• The problem
In the material below, change every "vein-model-line" to "vein-outline". Leave everything else the same.

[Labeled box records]
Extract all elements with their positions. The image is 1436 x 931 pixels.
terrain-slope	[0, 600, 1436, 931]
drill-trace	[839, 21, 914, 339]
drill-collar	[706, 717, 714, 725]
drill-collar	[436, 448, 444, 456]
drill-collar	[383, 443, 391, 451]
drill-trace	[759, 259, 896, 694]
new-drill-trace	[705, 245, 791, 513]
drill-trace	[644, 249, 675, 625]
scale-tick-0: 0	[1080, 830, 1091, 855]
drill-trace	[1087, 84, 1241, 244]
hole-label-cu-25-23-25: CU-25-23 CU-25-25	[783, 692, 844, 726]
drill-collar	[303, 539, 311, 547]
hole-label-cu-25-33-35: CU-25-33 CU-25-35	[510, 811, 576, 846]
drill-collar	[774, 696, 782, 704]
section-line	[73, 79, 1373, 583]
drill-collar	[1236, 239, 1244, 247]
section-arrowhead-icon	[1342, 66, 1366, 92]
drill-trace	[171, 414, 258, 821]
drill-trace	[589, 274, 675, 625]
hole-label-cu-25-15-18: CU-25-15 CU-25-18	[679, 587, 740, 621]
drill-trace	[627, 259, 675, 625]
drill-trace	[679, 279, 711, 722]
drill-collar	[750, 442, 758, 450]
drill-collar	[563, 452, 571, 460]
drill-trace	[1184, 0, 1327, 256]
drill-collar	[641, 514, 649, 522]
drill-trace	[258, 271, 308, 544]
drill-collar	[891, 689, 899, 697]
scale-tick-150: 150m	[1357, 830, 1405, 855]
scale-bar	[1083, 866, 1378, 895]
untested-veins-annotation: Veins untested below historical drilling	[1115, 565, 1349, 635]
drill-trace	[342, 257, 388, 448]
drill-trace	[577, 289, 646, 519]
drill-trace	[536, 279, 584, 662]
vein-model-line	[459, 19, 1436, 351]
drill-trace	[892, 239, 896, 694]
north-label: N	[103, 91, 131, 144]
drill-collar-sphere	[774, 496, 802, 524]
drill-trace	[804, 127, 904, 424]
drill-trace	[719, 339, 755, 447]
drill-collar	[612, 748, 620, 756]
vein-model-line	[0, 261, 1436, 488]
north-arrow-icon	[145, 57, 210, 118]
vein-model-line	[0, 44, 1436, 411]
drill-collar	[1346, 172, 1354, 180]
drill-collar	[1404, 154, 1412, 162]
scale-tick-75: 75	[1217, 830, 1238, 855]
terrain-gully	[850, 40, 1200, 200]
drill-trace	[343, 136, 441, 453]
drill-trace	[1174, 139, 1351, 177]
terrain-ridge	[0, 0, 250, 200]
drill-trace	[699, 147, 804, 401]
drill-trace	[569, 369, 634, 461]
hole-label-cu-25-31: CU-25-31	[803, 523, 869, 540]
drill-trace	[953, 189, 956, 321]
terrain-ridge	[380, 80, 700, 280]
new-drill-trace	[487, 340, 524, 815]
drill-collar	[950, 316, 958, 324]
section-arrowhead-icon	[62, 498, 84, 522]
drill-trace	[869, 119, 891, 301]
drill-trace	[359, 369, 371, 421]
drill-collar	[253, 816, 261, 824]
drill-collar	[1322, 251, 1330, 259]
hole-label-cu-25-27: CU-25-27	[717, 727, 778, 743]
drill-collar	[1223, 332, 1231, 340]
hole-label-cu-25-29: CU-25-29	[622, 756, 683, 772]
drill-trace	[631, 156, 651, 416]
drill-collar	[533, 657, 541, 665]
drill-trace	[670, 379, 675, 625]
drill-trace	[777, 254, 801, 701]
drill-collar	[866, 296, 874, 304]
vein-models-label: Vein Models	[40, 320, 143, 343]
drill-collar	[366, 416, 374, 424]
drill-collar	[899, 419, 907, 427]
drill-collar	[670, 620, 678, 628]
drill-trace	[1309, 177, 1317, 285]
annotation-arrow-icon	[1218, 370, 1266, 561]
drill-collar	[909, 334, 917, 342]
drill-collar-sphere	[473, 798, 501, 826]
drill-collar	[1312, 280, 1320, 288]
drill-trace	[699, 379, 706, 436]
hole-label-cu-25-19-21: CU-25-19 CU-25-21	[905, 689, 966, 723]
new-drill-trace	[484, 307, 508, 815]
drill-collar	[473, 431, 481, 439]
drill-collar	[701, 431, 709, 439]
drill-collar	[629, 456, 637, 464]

• Task output
Extract all elements with their positions. The image is 1436 x 931 pixels.
terrain-slope	[0, 600, 1436, 931]
drill-trace	[839, 21, 914, 339]
drill-collar	[706, 717, 714, 725]
drill-collar	[436, 448, 444, 456]
drill-collar	[383, 443, 391, 451]
drill-trace	[759, 259, 896, 694]
new-drill-trace	[705, 245, 791, 513]
drill-trace	[644, 249, 675, 625]
scale-tick-0: 0	[1080, 830, 1091, 855]
drill-trace	[1087, 84, 1241, 244]
hole-label-cu-25-23-25: CU-25-23 CU-25-25	[783, 692, 844, 726]
drill-collar	[303, 539, 311, 547]
hole-label-cu-25-33-35: CU-25-33 CU-25-35	[510, 811, 576, 846]
drill-collar	[774, 696, 782, 704]
section-line	[73, 79, 1373, 583]
drill-collar	[1236, 239, 1244, 247]
section-arrowhead-icon	[1342, 66, 1366, 92]
drill-trace	[171, 414, 258, 821]
drill-trace	[589, 274, 675, 625]
hole-label-cu-25-15-18: CU-25-15 CU-25-18	[679, 587, 740, 621]
drill-trace	[627, 259, 675, 625]
drill-trace	[679, 279, 711, 722]
drill-collar	[750, 442, 758, 450]
drill-collar	[563, 452, 571, 460]
drill-trace	[1184, 0, 1327, 256]
drill-collar	[641, 514, 649, 522]
drill-trace	[258, 271, 308, 544]
drill-collar	[891, 689, 899, 697]
scale-tick-150: 150m	[1357, 830, 1405, 855]
scale-bar	[1083, 866, 1378, 895]
untested-veins-annotation: Veins untested below historical drilling	[1115, 565, 1349, 635]
drill-trace	[342, 257, 388, 448]
drill-trace	[577, 289, 646, 519]
drill-trace	[536, 279, 584, 662]
vein-outline	[459, 19, 1436, 351]
drill-trace	[892, 239, 896, 694]
north-label: N	[103, 91, 131, 144]
drill-collar-sphere	[774, 496, 802, 524]
drill-trace	[804, 127, 904, 424]
drill-trace	[719, 339, 755, 447]
drill-collar	[612, 748, 620, 756]
vein-outline	[0, 261, 1436, 488]
north-arrow-icon	[145, 57, 210, 118]
vein-outline	[0, 44, 1436, 411]
drill-collar	[1346, 172, 1354, 180]
drill-collar	[1404, 154, 1412, 162]
scale-tick-75: 75	[1217, 830, 1238, 855]
terrain-gully	[850, 40, 1200, 200]
drill-trace	[343, 136, 441, 453]
drill-trace	[1174, 139, 1351, 177]
terrain-ridge	[0, 0, 250, 200]
drill-trace	[699, 147, 804, 401]
drill-trace	[569, 369, 634, 461]
hole-label-cu-25-31: CU-25-31	[803, 523, 869, 540]
drill-trace	[953, 189, 956, 321]
terrain-ridge	[380, 80, 700, 280]
new-drill-trace	[487, 340, 524, 815]
drill-collar	[950, 316, 958, 324]
section-arrowhead-icon	[62, 498, 84, 522]
drill-trace	[869, 119, 891, 301]
drill-trace	[359, 369, 371, 421]
drill-collar	[253, 816, 261, 824]
drill-collar	[1322, 251, 1330, 259]
hole-label-cu-25-27: CU-25-27	[717, 727, 778, 743]
drill-collar	[1223, 332, 1231, 340]
hole-label-cu-25-29: CU-25-29	[622, 756, 683, 772]
drill-trace	[631, 156, 651, 416]
drill-collar	[533, 657, 541, 665]
drill-trace	[670, 379, 675, 625]
drill-trace	[777, 254, 801, 701]
drill-collar	[866, 296, 874, 304]
vein-models-label: Vein Models	[40, 320, 143, 343]
drill-collar	[366, 416, 374, 424]
drill-collar	[899, 419, 907, 427]
drill-collar	[670, 620, 678, 628]
drill-trace	[1309, 177, 1317, 285]
annotation-arrow-icon	[1218, 370, 1266, 561]
drill-collar	[909, 334, 917, 342]
drill-collar-sphere	[473, 798, 501, 826]
drill-collar	[1312, 280, 1320, 288]
drill-trace	[699, 379, 706, 436]
hole-label-cu-25-19-21: CU-25-19 CU-25-21	[905, 689, 966, 723]
new-drill-trace	[484, 307, 508, 815]
drill-collar	[473, 431, 481, 439]
drill-collar	[701, 431, 709, 439]
drill-collar	[629, 456, 637, 464]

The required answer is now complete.